* Requirements *
Output the entries word for word. Omit images.

[Lines of data]
* * * *
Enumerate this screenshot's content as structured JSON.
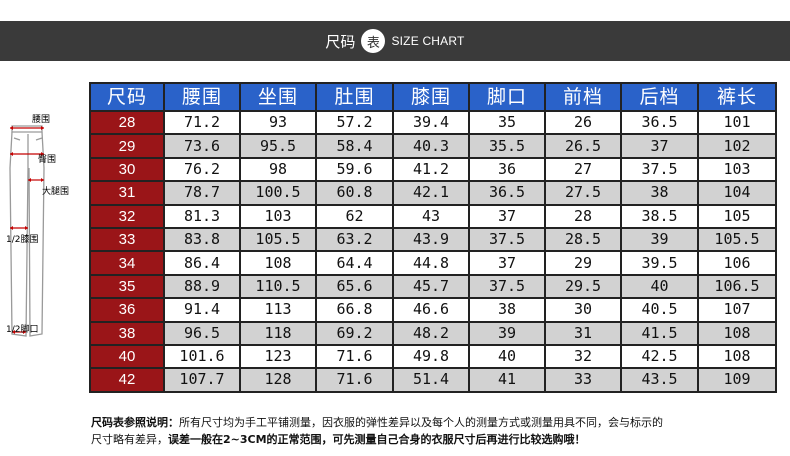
{
  "header": {
    "title": "尺码",
    "circle_char": "表",
    "subtitle": "SIZE CHART"
  },
  "diagram": {
    "labels": [
      "腰围",
      "臀围",
      "大腿围",
      "1/2膝围",
      "1/2脚口"
    ]
  },
  "table": {
    "columns": [
      "尺码",
      "腰围",
      "坐围",
      "肚围",
      "膝围",
      "脚口",
      "前档",
      "后档",
      "裤长"
    ],
    "rows": [
      [
        "28",
        "71.2",
        "93",
        "57.2",
        "39.4",
        "35",
        "26",
        "36.5",
        "101"
      ],
      [
        "29",
        "73.6",
        "95.5",
        "58.4",
        "40.3",
        "35.5",
        "26.5",
        "37",
        "102"
      ],
      [
        "30",
        "76.2",
        "98",
        "59.6",
        "41.2",
        "36",
        "27",
        "37.5",
        "103"
      ],
      [
        "31",
        "78.7",
        "100.5",
        "60.8",
        "42.1",
        "36.5",
        "27.5",
        "38",
        "104"
      ],
      [
        "32",
        "81.3",
        "103",
        "62",
        "43",
        "37",
        "28",
        "38.5",
        "105"
      ],
      [
        "33",
        "83.8",
        "105.5",
        "63.2",
        "43.9",
        "37.5",
        "28.5",
        "39",
        "105.5"
      ],
      [
        "34",
        "86.4",
        "108",
        "64.4",
        "44.8",
        "37",
        "29",
        "39.5",
        "106"
      ],
      [
        "35",
        "88.9",
        "110.5",
        "65.6",
        "45.7",
        "37.5",
        "29.5",
        "40",
        "106.5"
      ],
      [
        "36",
        "91.4",
        "113",
        "66.8",
        "46.6",
        "38",
        "30",
        "40.5",
        "107"
      ],
      [
        "38",
        "96.5",
        "118",
        "69.2",
        "48.2",
        "39",
        "31",
        "41.5",
        "108"
      ],
      [
        "40",
        "101.6",
        "123",
        "71.6",
        "49.8",
        "40",
        "32",
        "42.5",
        "108"
      ],
      [
        "42",
        "107.7",
        "128",
        "71.6",
        "51.4",
        "41",
        "33",
        "43.5",
        "109"
      ]
    ]
  },
  "note": {
    "label": "尺码表参照说明：",
    "line1": "所有尺寸均为手工平铺测量，因衣服的弹性差异以及每个人的测量方式或测量用具不同，会与标示的",
    "line2a": "尺寸略有差异，",
    "line2b": "误差一般在2~3CM的正常范围",
    "line2c": "，可先测量自己合身的衣服尺寸后再进行比较选购哦！"
  },
  "colors": {
    "header_band": "#3a3a3a",
    "column_header": "#2a62c9",
    "size_cell": "#9a1518",
    "row_alt": "#d2d2d2"
  }
}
* * * *
* Solved problem *
Enumerate this screenshot's content as structured JSON.
{
  "header": {
    "title": "尺码",
    "circle_char": "表",
    "subtitle": "SIZE CHART"
  },
  "diagram": {
    "labels": [
      "腰围",
      "臀围",
      "大腿围",
      "1/2膝围",
      "1/2脚口"
    ]
  },
  "table": {
    "columns": [
      "尺码",
      "腰围",
      "坐围",
      "肚围",
      "膝围",
      "脚口",
      "前档",
      "后档",
      "裤长"
    ],
    "rows": [
      [
        "28",
        "71.2",
        "93",
        "57.2",
        "39.4",
        "35",
        "26",
        "36.5",
        "101"
      ],
      [
        "29",
        "73.6",
        "95.5",
        "58.4",
        "40.3",
        "35.5",
        "26.5",
        "37",
        "102"
      ],
      [
        "30",
        "76.2",
        "98",
        "59.6",
        "41.2",
        "36",
        "27",
        "37.5",
        "103"
      ],
      [
        "31",
        "78.7",
        "100.5",
        "60.8",
        "42.1",
        "36.5",
        "27.5",
        "38",
        "104"
      ],
      [
        "32",
        "81.3",
        "103",
        "62",
        "43",
        "37",
        "28",
        "38.5",
        "105"
      ],
      [
        "33",
        "83.8",
        "105.5",
        "63.2",
        "43.9",
        "37.5",
        "28.5",
        "39",
        "105.5"
      ],
      [
        "34",
        "86.4",
        "108",
        "64.4",
        "44.8",
        "37",
        "29",
        "39.5",
        "106"
      ],
      [
        "35",
        "88.9",
        "110.5",
        "65.6",
        "45.7",
        "37.5",
        "29.5",
        "40",
        "106.5"
      ],
      [
        "36",
        "91.4",
        "113",
        "66.8",
        "46.6",
        "38",
        "30",
        "40.5",
        "107"
      ],
      [
        "38",
        "96.5",
        "118",
        "69.2",
        "48.2",
        "39",
        "31",
        "41.5",
        "108"
      ],
      [
        "40",
        "101.6",
        "123",
        "71.6",
        "49.8",
        "40",
        "32",
        "42.5",
        "108"
      ],
      [
        "42",
        "107.7",
        "128",
        "71.6",
        "51.4",
        "41",
        "33",
        "43.5",
        "109"
      ]
    ]
  },
  "note": {
    "label": "尺码表参照说明：",
    "line1": "所有尺寸均为手工平铺测量，因衣服的弹性差异以及每个人的测量方式或测量用具不同，会与标示的",
    "line2a": "尺寸略有差异，",
    "line2b": "误差一般在2~3CM的正常范围",
    "line2c": "，可先测量自己合身的衣服尺寸后再进行比较选购哦！"
  },
  "colors": {
    "header_band": "#3a3a3a",
    "column_header": "#2a62c9",
    "size_cell": "#9a1518",
    "row_alt": "#d2d2d2"
  }
}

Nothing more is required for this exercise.